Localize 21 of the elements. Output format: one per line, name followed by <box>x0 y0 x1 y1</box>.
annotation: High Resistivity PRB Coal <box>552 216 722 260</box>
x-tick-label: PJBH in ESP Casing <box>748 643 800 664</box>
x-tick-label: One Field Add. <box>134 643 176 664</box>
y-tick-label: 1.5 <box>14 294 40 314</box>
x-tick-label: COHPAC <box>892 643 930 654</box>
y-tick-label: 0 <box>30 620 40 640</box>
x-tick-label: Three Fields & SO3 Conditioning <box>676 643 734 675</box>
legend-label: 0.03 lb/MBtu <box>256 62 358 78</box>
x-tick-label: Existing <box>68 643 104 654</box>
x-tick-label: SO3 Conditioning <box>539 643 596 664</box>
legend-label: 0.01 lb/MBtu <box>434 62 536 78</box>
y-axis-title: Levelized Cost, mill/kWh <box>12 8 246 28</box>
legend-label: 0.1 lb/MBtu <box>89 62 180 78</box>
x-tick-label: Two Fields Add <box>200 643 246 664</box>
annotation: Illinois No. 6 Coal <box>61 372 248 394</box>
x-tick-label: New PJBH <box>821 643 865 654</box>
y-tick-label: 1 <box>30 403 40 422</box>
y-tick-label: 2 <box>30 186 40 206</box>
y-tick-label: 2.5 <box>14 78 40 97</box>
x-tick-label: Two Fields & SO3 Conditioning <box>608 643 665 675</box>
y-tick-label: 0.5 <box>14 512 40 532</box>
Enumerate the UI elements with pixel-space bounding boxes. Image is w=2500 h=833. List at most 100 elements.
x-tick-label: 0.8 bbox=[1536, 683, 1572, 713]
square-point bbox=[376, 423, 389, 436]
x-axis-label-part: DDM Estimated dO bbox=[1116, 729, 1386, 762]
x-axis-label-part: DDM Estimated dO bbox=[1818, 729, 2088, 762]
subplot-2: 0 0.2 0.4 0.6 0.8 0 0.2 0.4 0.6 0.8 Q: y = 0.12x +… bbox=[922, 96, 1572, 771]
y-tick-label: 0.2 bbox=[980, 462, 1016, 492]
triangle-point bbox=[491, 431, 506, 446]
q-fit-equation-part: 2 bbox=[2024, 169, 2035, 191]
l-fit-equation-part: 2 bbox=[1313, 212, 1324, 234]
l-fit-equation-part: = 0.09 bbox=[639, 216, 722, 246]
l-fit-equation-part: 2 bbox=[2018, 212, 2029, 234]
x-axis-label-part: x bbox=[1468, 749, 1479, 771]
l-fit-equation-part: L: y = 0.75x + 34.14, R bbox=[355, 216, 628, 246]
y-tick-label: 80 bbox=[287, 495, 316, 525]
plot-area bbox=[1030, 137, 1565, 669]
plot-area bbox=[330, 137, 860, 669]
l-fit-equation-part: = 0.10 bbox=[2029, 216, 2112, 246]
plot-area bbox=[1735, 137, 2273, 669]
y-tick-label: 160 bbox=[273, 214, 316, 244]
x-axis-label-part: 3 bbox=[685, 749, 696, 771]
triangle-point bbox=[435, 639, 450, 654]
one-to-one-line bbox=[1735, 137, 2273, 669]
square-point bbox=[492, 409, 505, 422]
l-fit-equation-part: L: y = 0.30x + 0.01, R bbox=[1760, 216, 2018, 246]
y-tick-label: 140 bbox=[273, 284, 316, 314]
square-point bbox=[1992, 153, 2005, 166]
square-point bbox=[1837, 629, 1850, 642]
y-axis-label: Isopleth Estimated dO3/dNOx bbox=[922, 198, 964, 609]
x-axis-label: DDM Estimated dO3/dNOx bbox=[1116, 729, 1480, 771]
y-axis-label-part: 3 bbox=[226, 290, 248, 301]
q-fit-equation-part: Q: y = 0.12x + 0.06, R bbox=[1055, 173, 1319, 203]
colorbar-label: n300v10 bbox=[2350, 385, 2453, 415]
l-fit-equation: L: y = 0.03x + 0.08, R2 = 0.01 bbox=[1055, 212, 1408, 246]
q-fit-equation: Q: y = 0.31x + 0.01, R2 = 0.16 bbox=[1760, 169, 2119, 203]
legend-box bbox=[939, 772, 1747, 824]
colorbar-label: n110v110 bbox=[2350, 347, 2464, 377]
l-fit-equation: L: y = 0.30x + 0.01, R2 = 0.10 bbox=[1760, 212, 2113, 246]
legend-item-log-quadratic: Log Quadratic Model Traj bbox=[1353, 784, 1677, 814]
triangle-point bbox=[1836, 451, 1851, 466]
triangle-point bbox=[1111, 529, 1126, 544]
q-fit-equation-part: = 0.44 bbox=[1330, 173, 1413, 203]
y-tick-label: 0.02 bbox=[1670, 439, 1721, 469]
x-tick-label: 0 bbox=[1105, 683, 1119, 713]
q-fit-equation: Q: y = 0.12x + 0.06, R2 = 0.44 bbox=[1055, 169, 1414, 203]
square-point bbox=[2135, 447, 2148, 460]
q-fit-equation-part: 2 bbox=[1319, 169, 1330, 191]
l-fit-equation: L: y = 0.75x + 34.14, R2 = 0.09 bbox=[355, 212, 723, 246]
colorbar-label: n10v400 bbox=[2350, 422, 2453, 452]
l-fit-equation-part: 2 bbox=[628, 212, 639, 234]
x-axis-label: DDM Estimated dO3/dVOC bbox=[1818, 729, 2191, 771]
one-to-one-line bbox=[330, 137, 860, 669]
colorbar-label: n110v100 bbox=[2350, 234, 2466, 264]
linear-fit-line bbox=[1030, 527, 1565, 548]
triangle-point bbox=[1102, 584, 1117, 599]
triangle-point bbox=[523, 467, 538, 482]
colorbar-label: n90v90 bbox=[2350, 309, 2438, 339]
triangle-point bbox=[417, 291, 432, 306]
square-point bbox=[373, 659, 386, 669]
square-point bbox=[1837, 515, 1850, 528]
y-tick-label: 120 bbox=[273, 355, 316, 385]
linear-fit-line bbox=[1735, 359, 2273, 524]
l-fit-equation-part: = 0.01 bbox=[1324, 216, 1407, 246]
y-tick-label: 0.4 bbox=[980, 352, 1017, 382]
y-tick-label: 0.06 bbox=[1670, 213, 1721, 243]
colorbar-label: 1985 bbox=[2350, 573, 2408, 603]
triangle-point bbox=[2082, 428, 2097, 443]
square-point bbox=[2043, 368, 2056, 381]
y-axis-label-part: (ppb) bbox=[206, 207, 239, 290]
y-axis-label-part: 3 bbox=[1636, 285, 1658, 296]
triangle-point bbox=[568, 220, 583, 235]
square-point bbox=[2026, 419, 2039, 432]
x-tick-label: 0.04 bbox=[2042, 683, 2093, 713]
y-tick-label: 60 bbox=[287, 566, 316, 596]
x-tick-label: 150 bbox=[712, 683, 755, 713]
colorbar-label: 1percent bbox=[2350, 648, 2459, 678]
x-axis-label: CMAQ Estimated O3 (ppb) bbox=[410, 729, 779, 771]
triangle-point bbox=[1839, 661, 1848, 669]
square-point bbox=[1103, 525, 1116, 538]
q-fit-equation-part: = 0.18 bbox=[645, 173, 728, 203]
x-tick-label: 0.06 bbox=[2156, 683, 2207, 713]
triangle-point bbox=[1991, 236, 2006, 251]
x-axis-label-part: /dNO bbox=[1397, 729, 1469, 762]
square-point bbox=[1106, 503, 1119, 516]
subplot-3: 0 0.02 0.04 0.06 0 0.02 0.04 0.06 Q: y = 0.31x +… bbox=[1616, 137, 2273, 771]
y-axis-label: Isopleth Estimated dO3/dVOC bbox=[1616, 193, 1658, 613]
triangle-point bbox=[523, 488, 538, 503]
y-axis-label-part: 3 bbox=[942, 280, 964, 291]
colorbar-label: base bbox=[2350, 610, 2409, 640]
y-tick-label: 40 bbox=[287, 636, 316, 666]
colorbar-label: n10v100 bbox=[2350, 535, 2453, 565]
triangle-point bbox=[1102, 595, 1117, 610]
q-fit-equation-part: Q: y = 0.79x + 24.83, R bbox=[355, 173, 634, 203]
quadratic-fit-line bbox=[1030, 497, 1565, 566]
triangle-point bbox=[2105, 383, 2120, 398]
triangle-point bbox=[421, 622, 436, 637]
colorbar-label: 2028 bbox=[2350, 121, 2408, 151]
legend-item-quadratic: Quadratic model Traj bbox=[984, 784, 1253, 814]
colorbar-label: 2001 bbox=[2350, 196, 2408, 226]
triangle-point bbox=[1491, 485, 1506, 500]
* * *
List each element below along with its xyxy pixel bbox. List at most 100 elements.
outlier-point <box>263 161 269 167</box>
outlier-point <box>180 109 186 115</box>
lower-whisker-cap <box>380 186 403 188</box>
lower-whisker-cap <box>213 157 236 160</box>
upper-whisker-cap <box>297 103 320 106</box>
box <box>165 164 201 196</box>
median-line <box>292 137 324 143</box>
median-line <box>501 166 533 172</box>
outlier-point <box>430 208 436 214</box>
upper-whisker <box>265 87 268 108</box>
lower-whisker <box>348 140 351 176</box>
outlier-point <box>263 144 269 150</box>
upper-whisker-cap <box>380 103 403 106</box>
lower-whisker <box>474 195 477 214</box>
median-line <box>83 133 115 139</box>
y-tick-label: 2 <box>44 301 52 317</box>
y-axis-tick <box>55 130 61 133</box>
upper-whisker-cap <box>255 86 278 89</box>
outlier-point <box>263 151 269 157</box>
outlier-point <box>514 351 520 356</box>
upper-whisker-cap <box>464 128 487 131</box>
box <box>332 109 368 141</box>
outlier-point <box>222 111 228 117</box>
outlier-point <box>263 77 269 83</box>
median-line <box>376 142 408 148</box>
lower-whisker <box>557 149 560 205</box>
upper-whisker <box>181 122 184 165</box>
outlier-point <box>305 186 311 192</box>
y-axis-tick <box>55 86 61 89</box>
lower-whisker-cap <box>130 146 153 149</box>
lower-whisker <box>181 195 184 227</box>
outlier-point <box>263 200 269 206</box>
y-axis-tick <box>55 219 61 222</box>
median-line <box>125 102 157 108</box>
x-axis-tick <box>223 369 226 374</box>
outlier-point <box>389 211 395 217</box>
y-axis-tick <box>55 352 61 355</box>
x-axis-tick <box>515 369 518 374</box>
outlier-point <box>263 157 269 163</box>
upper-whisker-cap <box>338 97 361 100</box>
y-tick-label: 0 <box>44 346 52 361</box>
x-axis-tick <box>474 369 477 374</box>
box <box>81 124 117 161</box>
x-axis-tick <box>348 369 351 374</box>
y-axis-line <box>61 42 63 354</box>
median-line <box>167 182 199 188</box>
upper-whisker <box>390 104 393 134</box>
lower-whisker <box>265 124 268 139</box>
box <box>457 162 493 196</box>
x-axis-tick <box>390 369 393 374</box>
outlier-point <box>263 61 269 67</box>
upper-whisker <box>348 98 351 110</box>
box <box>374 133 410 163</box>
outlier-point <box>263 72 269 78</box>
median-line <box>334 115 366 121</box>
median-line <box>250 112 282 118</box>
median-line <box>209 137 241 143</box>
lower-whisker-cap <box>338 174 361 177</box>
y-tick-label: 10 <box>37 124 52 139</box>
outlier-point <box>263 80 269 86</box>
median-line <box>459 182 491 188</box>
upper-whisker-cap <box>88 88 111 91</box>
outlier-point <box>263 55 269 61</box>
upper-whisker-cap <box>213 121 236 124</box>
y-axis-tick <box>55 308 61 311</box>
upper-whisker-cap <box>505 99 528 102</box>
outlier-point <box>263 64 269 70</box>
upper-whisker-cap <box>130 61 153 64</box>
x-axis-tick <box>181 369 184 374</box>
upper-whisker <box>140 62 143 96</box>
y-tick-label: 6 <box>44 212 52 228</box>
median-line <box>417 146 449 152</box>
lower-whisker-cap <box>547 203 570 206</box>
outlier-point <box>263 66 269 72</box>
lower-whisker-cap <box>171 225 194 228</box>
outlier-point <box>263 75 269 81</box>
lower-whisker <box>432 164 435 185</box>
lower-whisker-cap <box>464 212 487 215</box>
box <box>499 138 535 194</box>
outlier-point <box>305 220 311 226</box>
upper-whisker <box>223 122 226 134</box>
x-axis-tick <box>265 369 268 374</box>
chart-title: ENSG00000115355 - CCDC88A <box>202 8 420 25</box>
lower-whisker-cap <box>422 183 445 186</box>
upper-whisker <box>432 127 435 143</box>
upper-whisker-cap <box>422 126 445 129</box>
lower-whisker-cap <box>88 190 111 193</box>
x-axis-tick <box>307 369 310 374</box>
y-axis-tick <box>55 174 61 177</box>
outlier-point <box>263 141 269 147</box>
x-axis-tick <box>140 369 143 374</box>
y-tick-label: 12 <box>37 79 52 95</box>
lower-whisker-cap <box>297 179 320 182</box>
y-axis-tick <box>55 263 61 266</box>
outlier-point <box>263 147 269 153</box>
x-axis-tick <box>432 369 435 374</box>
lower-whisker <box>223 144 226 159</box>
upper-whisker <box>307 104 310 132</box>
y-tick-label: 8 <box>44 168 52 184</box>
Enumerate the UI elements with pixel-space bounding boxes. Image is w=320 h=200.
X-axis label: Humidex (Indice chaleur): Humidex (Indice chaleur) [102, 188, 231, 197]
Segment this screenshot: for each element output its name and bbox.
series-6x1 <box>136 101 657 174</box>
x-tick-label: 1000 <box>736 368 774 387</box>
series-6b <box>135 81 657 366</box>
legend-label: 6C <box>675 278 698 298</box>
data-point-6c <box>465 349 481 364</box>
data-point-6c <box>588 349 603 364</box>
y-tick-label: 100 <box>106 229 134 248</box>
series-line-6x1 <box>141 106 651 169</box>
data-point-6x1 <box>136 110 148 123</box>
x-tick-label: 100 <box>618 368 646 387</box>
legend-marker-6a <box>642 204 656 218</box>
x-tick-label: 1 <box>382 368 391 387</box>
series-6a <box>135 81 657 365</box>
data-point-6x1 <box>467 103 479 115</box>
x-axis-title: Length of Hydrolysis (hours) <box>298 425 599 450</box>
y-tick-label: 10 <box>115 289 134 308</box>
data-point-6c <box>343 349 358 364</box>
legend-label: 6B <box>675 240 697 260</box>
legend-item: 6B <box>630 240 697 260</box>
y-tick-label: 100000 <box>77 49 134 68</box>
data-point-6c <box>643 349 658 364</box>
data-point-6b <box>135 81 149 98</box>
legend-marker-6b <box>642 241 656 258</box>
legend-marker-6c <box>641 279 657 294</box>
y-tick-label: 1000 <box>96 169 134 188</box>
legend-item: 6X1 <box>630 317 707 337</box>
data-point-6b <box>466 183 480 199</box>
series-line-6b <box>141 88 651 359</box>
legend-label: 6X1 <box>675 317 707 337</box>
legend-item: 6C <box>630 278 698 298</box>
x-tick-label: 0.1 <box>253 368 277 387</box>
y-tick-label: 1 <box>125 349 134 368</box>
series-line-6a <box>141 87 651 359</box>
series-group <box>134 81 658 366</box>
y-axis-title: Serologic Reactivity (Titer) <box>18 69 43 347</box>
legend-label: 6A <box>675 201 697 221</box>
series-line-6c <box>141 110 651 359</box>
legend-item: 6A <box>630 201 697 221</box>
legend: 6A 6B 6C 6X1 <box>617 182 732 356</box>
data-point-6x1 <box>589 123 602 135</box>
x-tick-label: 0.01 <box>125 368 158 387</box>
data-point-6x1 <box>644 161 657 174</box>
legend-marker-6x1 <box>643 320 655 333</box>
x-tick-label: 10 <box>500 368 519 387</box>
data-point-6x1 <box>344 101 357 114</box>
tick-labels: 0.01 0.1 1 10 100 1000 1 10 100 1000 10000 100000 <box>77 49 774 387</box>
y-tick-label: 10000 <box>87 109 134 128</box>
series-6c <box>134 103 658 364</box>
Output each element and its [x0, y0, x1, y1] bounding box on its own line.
--
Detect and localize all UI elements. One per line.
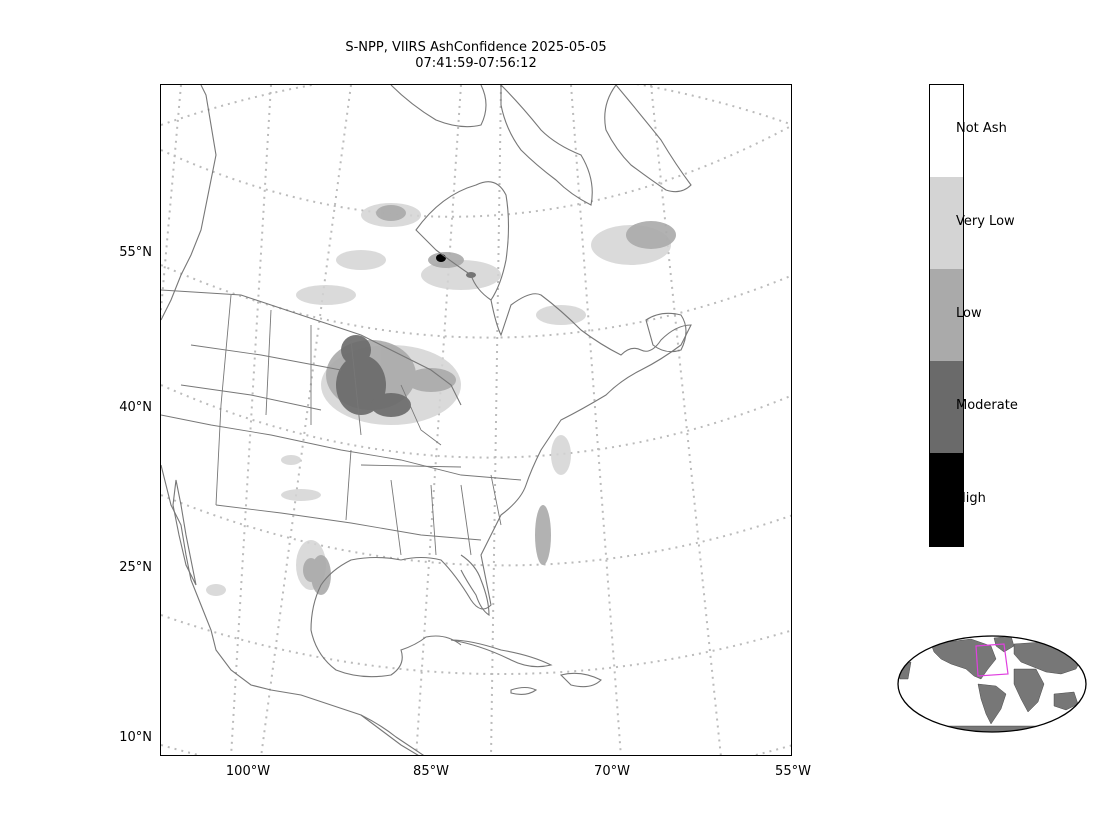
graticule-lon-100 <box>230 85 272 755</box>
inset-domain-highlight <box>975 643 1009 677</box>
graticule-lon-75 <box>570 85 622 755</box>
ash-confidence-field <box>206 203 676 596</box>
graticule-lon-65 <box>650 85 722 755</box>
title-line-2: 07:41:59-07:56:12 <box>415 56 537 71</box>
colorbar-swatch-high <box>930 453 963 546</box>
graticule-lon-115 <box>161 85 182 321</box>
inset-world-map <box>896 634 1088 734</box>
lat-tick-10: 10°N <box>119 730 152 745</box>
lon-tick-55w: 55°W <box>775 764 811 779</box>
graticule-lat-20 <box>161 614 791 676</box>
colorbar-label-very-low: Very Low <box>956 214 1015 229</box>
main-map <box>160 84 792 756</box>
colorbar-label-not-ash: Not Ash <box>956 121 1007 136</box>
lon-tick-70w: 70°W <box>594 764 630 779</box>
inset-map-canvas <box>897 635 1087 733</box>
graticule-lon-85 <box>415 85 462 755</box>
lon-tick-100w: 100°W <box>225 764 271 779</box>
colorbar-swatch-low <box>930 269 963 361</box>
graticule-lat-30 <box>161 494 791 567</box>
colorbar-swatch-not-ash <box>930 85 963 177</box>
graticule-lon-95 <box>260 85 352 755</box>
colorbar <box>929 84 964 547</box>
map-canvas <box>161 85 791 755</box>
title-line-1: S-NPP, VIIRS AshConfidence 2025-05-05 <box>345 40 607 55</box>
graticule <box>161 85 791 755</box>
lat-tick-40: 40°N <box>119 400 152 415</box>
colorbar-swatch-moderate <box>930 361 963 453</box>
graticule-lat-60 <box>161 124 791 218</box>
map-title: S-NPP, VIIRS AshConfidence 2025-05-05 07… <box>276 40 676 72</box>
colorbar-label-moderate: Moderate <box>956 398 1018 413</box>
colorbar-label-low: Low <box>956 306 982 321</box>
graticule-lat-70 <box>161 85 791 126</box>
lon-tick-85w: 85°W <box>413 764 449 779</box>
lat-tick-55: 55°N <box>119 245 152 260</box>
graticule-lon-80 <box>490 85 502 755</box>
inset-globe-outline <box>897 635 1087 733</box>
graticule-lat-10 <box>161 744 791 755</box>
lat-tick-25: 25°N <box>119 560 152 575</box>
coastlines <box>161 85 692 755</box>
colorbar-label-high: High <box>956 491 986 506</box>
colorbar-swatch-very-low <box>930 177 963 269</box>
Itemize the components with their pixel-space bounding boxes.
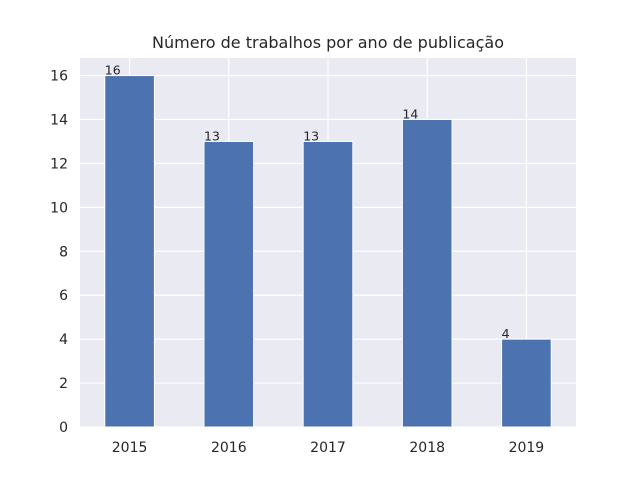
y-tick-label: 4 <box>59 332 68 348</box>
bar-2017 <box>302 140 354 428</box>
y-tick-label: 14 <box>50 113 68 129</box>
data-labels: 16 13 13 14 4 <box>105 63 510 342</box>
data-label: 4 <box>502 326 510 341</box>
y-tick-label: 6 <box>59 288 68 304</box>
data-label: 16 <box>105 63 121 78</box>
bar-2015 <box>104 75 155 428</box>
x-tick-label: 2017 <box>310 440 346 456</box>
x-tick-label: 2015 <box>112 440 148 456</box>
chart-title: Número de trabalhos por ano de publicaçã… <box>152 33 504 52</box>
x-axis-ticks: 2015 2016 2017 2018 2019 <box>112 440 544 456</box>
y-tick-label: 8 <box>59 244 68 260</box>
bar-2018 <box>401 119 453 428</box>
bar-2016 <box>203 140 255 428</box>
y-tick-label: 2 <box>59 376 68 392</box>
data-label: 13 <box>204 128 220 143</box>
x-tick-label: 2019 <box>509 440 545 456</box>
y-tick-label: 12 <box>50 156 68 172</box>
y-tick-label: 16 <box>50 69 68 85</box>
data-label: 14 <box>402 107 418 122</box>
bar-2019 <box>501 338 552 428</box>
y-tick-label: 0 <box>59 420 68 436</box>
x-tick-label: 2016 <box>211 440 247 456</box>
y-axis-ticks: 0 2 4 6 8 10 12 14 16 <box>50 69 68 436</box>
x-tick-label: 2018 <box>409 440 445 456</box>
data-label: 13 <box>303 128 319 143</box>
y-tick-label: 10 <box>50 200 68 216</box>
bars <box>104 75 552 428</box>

AIM >> Copy out only the data lines starting at the line that contains "y-tick-label: 4 <box>59 332 68 348</box>" and ending at the line that contains "bars <box>104 75 552 428</box>". Include both of those lines, and reproduce each line character for character.

RESULT FOR THIS EXERCISE >>
y-tick-label: 4 <box>59 332 68 348</box>
bar-2017 <box>302 140 354 428</box>
y-tick-label: 14 <box>50 113 68 129</box>
data-labels: 16 13 13 14 4 <box>105 63 510 342</box>
data-label: 4 <box>502 326 510 341</box>
y-tick-label: 6 <box>59 288 68 304</box>
data-label: 16 <box>105 63 121 78</box>
bar-2015 <box>104 75 155 428</box>
x-tick-label: 2017 <box>310 440 346 456</box>
x-tick-label: 2015 <box>112 440 148 456</box>
chart-title: Número de trabalhos por ano de publicaçã… <box>152 33 504 52</box>
x-axis-ticks: 2015 2016 2017 2018 2019 <box>112 440 544 456</box>
y-tick-label: 8 <box>59 244 68 260</box>
bar-2018 <box>401 119 453 428</box>
bar-2016 <box>203 140 255 428</box>
y-tick-label: 2 <box>59 376 68 392</box>
data-label: 13 <box>204 128 220 143</box>
x-tick-label: 2019 <box>509 440 545 456</box>
y-tick-label: 12 <box>50 156 68 172</box>
y-tick-label: 16 <box>50 69 68 85</box>
data-label: 14 <box>402 107 418 122</box>
bar-2019 <box>501 338 552 428</box>
y-tick-label: 0 <box>59 420 68 436</box>
x-tick-label: 2016 <box>211 440 247 456</box>
y-axis-ticks: 0 2 4 6 8 10 12 14 16 <box>50 69 68 436</box>
x-tick-label: 2018 <box>409 440 445 456</box>
data-label: 13 <box>303 128 319 143</box>
y-tick-label: 10 <box>50 200 68 216</box>
bars <box>104 75 552 428</box>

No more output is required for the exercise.